To do: Below are some entries. Output each one exactly as it appears.

Input records:
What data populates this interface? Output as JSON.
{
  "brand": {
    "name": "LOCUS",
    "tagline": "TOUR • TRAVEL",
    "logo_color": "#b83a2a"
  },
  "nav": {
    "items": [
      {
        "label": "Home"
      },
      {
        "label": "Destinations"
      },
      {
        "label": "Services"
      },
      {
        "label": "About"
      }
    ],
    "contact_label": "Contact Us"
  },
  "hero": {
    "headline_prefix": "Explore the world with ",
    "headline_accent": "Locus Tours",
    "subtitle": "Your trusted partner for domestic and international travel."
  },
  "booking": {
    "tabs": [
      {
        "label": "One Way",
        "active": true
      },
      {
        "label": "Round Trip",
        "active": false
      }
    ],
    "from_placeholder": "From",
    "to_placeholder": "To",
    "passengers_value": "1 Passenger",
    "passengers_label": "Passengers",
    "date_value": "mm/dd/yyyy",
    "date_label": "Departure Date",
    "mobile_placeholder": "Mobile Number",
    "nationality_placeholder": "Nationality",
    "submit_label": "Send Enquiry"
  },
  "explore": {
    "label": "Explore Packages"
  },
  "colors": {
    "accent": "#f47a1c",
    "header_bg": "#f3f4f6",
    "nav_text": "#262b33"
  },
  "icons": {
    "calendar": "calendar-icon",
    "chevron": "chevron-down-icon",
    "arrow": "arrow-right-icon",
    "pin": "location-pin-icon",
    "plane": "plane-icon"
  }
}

The solution:
What data populates this interface? Output as JSON.
{
  "brand": {
    "name": "LOCUS",
    "tagline": "TOUR • TRAVEL",
    "logo_color": "#b83a2a"
  },
  "nav": {
    "items": [
      {
        "label": "Home"
      },
      {
        "label": "Destinations"
      },
      {
        "label": "Services"
      },
      {
        "label": "About"
      }
    ],
    "contact_label": "Contact Us"
  },
  "hero": {
    "headline_prefix": "Explore the world with ",
    "headline_accent": "Locus Tours",
    "subtitle": "Your trusted partner for domestic and international travel."
  },
  "booking": {
    "tabs": [
      {
        "label": "One Way",
        "active": true
      },
      {
        "label": "Round Trip",
        "active": false
      }
    ],
    "from_placeholder": "From",
    "to_placeholder": "To",
    "passengers_value": "1 Passenger",
    "passengers_label": "Passengers",
    "date_value": "mm/dd/yyyy",
    "date_label": "Departure Date",
    "mobile_placeholder": "Mobile Number",
    "nationality_placeholder": "Nationality",
    "submit_label": "Send Enquiry"
  },
  "explore": {
    "label": "Explore Packages"
  },
  "colors": {
    "accent": "#f47a1c",
    "header_bg": "#f3f4f6",
    "nav_text": "#262b33"
  },
  "icons": {
    "calendar": "calendar-icon",
    "chevron": "chevron-down-icon",
    "arrow": "arrow-right-icon",
    "pin": "location-pin-icon",
    "plane": "plane-icon"
  }
}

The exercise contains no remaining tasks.